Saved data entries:
________________________________________
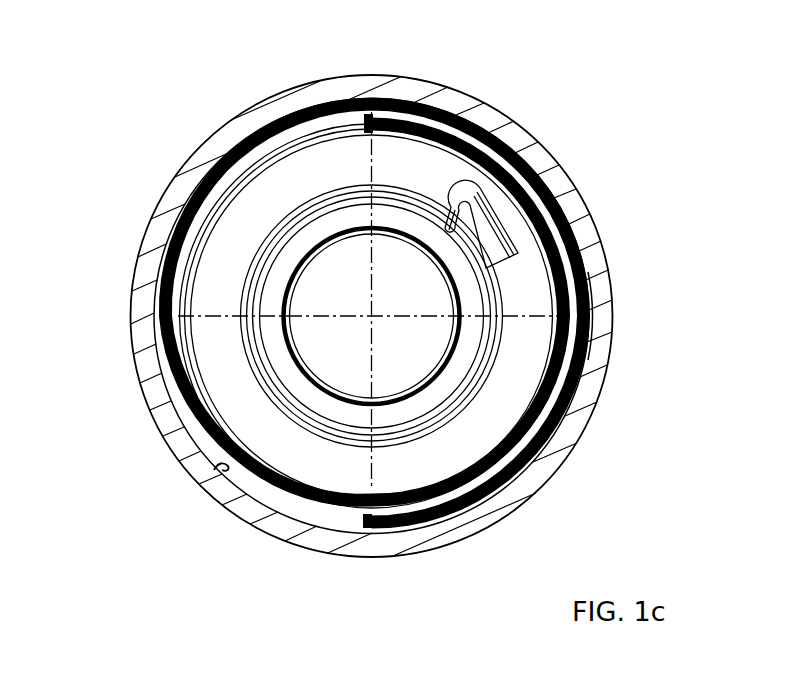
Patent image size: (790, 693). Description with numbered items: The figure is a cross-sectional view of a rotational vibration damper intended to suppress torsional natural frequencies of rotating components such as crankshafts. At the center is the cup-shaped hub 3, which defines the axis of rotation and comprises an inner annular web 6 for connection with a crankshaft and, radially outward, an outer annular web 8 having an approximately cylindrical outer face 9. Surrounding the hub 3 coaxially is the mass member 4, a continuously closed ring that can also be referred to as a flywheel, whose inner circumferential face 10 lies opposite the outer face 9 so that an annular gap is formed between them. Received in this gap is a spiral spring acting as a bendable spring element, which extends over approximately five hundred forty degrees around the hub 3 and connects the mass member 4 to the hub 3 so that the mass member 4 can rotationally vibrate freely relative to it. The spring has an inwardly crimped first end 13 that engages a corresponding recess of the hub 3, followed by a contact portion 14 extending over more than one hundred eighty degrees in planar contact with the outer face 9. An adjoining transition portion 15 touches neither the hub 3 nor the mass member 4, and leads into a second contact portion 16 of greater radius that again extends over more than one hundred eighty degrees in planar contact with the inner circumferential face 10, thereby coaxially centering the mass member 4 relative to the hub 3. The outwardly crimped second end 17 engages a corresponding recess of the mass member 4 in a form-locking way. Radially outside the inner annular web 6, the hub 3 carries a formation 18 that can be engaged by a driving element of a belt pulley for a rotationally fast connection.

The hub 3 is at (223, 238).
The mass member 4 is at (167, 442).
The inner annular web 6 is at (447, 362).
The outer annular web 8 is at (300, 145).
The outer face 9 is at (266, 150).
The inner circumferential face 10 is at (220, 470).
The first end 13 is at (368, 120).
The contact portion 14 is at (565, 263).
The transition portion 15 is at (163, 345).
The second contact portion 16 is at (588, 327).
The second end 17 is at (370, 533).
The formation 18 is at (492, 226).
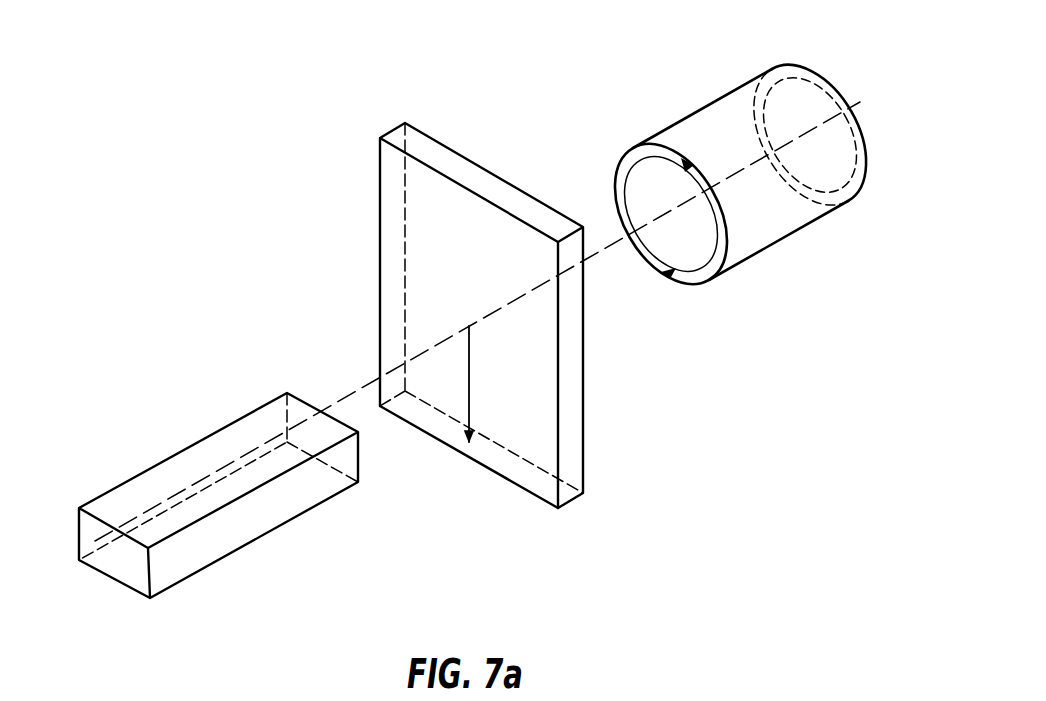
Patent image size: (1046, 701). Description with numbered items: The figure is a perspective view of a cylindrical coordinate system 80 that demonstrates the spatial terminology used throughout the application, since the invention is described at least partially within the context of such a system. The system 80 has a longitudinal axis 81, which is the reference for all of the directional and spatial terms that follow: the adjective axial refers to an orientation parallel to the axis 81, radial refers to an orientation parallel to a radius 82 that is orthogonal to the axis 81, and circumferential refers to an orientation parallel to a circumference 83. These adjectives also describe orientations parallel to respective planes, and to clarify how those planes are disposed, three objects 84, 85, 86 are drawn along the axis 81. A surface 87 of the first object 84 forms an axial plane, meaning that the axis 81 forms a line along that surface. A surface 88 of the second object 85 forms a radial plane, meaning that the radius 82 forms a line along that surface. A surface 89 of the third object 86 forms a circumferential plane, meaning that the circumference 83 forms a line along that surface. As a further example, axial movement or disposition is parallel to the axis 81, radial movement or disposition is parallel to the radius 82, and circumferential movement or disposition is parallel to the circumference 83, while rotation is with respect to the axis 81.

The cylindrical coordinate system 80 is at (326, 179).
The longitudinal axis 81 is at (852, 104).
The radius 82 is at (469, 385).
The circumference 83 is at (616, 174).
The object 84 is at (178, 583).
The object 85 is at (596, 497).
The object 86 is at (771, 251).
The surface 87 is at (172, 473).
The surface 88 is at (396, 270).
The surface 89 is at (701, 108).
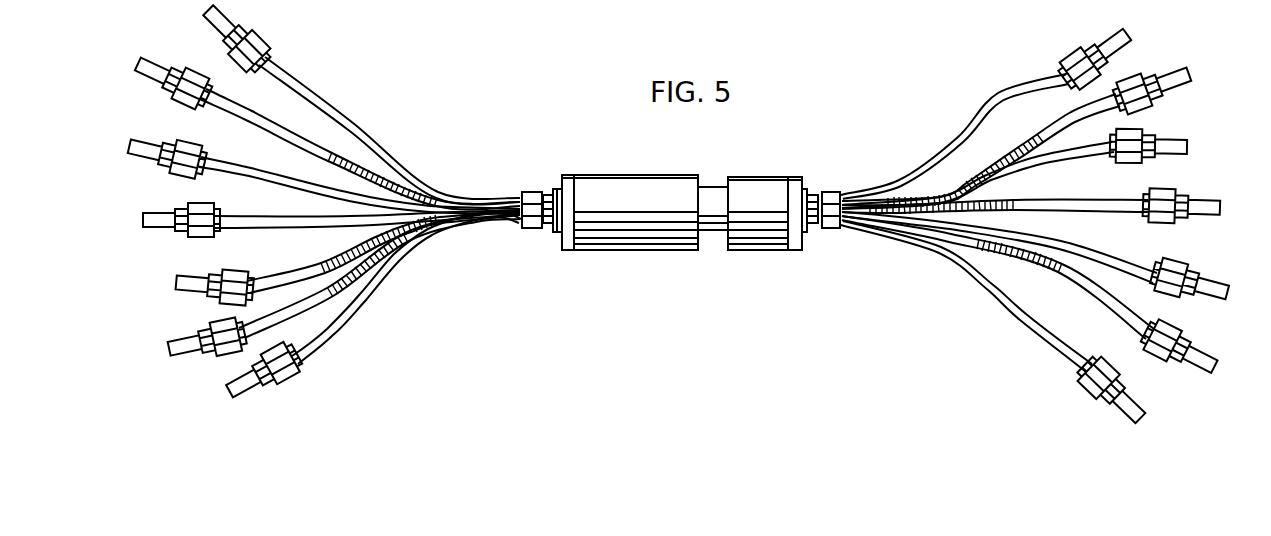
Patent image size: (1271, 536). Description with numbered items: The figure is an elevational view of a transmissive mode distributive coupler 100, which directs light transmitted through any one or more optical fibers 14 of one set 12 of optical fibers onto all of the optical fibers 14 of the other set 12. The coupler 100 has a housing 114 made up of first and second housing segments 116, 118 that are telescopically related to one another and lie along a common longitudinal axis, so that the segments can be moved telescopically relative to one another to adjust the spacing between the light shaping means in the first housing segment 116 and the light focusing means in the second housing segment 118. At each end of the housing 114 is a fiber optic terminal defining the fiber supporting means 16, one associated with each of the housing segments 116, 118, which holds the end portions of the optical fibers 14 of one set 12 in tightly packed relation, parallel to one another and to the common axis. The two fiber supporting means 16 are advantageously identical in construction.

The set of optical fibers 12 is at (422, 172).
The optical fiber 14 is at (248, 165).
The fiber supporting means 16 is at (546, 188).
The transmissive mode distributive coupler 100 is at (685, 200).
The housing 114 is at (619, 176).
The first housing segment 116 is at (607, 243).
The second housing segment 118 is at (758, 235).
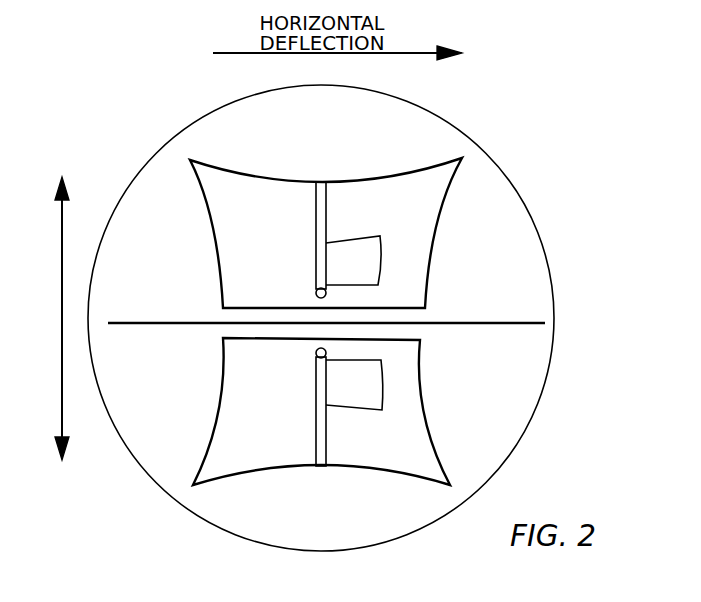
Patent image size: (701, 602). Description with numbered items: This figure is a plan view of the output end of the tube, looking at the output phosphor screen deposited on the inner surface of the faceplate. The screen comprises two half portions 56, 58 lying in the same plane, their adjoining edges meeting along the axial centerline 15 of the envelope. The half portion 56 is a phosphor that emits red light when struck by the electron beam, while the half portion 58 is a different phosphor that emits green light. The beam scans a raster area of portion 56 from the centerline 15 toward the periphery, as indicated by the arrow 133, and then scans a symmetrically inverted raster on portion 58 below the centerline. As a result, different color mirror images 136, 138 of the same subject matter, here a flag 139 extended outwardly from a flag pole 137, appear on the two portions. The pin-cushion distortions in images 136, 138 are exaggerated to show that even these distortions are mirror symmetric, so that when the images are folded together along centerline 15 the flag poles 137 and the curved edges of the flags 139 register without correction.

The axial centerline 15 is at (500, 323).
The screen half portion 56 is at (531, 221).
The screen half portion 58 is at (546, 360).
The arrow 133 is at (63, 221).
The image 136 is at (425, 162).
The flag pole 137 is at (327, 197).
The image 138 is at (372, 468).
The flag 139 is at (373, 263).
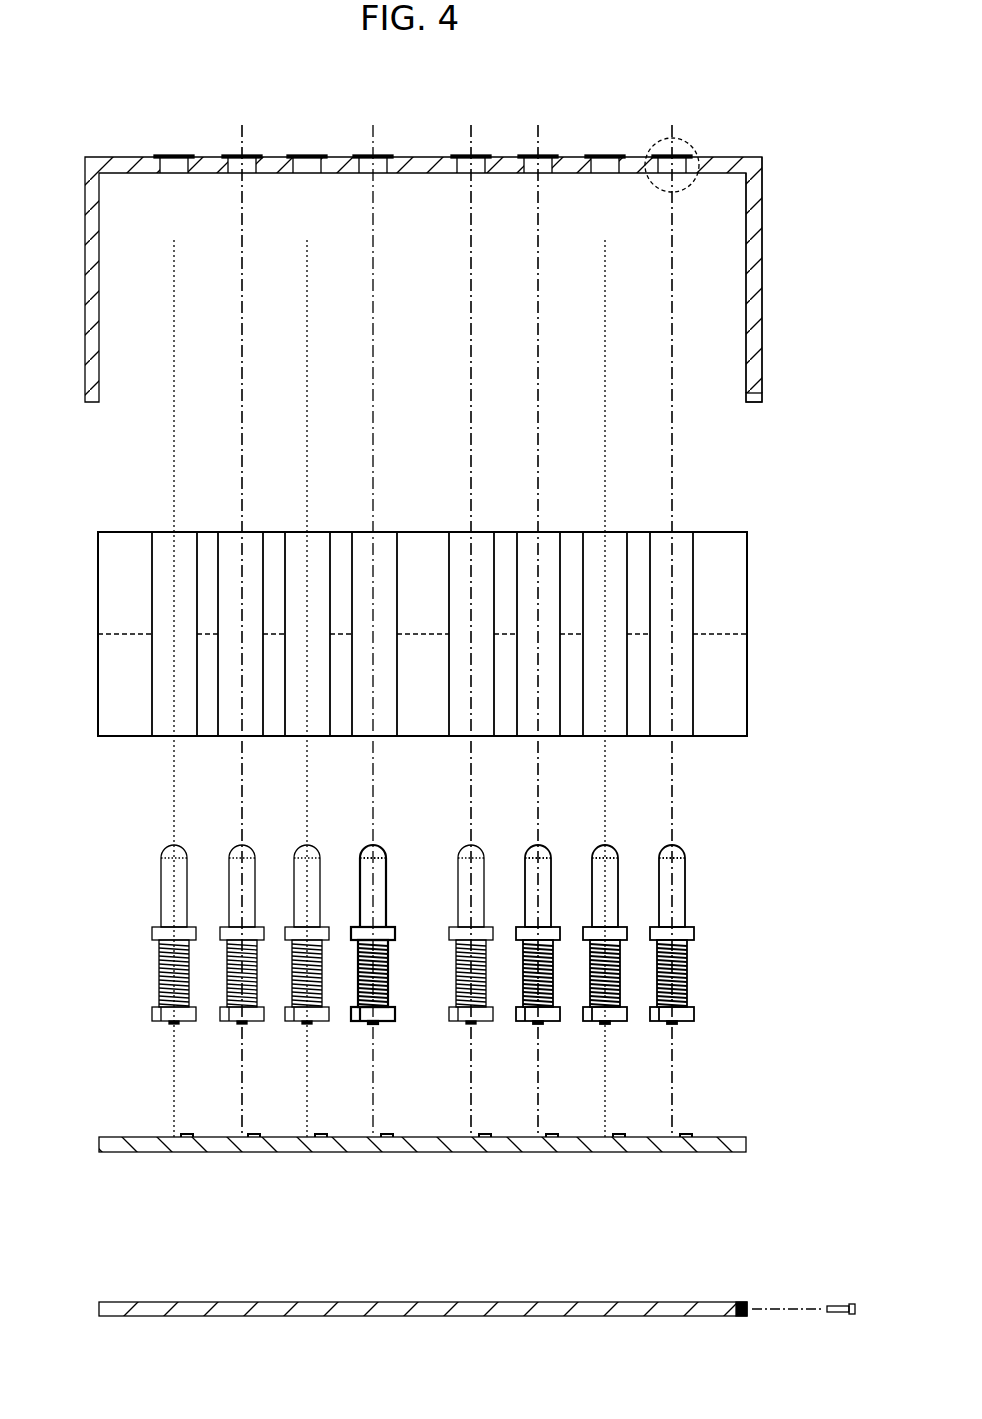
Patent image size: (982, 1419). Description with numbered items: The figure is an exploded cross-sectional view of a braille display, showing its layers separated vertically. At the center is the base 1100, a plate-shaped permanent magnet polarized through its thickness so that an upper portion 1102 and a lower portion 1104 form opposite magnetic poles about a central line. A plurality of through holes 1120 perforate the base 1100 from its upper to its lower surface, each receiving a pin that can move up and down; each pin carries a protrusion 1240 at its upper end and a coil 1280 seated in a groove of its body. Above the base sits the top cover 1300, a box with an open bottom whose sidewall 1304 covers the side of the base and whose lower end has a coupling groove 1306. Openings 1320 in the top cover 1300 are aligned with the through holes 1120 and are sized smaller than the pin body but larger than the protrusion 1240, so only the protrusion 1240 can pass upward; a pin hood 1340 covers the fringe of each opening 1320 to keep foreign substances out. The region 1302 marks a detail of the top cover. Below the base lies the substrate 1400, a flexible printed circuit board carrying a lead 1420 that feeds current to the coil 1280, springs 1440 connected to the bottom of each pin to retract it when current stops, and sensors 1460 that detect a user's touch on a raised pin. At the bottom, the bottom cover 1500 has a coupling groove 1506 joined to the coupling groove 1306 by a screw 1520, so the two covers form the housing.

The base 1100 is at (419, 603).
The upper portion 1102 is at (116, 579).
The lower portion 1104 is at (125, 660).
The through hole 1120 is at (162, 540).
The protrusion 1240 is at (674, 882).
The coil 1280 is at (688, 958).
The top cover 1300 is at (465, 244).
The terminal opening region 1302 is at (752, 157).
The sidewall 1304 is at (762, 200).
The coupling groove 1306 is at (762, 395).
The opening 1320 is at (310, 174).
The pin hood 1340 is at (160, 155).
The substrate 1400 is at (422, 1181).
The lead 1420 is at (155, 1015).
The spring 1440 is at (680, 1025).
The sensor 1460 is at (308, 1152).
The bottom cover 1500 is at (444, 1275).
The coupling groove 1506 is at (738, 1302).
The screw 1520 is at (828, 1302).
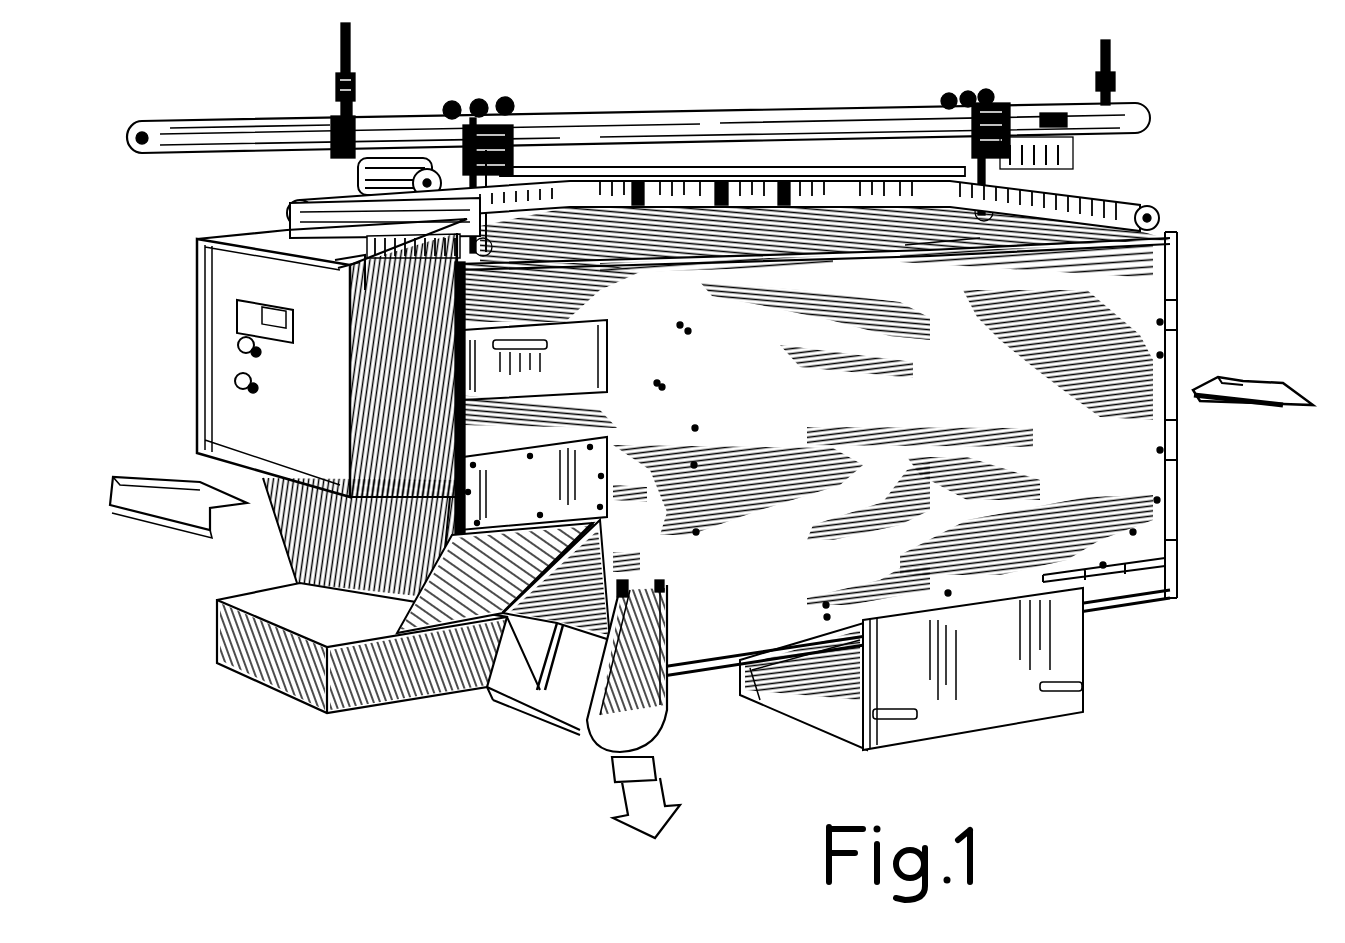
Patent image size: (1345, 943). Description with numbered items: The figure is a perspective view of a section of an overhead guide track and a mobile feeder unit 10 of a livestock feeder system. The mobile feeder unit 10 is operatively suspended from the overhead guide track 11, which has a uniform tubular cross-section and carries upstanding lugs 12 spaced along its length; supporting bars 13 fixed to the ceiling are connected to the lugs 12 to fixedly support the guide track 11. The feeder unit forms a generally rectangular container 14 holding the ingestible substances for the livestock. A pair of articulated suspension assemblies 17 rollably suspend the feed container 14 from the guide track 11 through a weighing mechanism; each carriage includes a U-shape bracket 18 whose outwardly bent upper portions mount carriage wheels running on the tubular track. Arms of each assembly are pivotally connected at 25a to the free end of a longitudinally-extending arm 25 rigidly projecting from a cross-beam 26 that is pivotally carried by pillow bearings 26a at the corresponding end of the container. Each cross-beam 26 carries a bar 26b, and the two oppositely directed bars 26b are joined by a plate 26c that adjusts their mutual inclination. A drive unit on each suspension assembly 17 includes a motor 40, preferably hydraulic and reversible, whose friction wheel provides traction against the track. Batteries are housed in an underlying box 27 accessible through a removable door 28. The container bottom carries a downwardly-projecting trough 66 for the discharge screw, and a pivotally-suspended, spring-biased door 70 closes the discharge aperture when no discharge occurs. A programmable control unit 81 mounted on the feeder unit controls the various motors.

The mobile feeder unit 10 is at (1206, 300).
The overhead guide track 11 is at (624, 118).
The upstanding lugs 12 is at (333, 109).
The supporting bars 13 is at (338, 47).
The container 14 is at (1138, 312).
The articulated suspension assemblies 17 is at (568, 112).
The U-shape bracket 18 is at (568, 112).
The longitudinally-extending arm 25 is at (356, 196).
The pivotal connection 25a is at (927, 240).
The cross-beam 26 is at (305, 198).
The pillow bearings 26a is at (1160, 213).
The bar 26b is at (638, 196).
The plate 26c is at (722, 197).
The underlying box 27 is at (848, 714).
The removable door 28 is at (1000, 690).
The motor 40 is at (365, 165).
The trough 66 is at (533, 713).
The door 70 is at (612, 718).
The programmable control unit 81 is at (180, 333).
________________________________________
Arrange the part of the material that opens with the line containing "Patent image size: (1046, 701)." and closes with the line containing "The surface 89 is at (701, 108)." as a Markdown table with two columns, Row and Line. Number each line in order and leave out blank lines.

CORRECT RESPONSE:
| Row | Line |
|---|---|
| 1 | Patent image size: (1046, 701). Description with numbered items: The figure is a perspective view of a cylindrical coordinate system 80 that demonstrates the spatial terminology used throughout the application, since the invention is described at least partially within the context of such a system. The system 80 has a longitudinal axis 81, which is the reference for all of the directional and spatial terms that follow: the adjective axial refers to an orientation parallel to the axis 81, radial refers to an orientation parallel to a radius 82 that is orthogonal to the axis 81, and circumferential refers to an orientation parallel to a circumference 83. These adjectives also describe orientations parallel to respective planes, and to clarify how those planes are disposed, three objects 84, 85, 86 are drawn along the axis 81. A surface 87 of the first object 84 forms an axial plane, meaning that the axis 81 forms a line along that surface. A surface 88 of the second object 85 forms a radial plane, meaning that the radius 82 forms a line along that surface. A surface 89 of the third object 86 forms a circumferential plane, meaning that the circumference 83 forms a line along that surface. As a further example, axial movement or disposition is parallel to the axis 81, radial movement or disposition is parallel to the radius 82, and circumferential movement or disposition is parallel to the circumference 83, while rotation is with respect to the axis 81. |
| 2 | The cylindrical coordinate system 80 is at (326, 179). |
| 3 | The longitudinal axis 81 is at (852, 104). |
| 4 | The radius 82 is at (469, 385). |
| 5 | The circumference 83 is at (616, 174). |
| 6 | The object 84 is at (178, 583). |
| 7 | The object 85 is at (596, 497). |
| 8 | The object 86 is at (771, 251). |
| 9 | The surface 87 is at (172, 473). |
| 10 | The surface 88 is at (396, 270). |
| 11 | The surface 89 is at (701, 108). |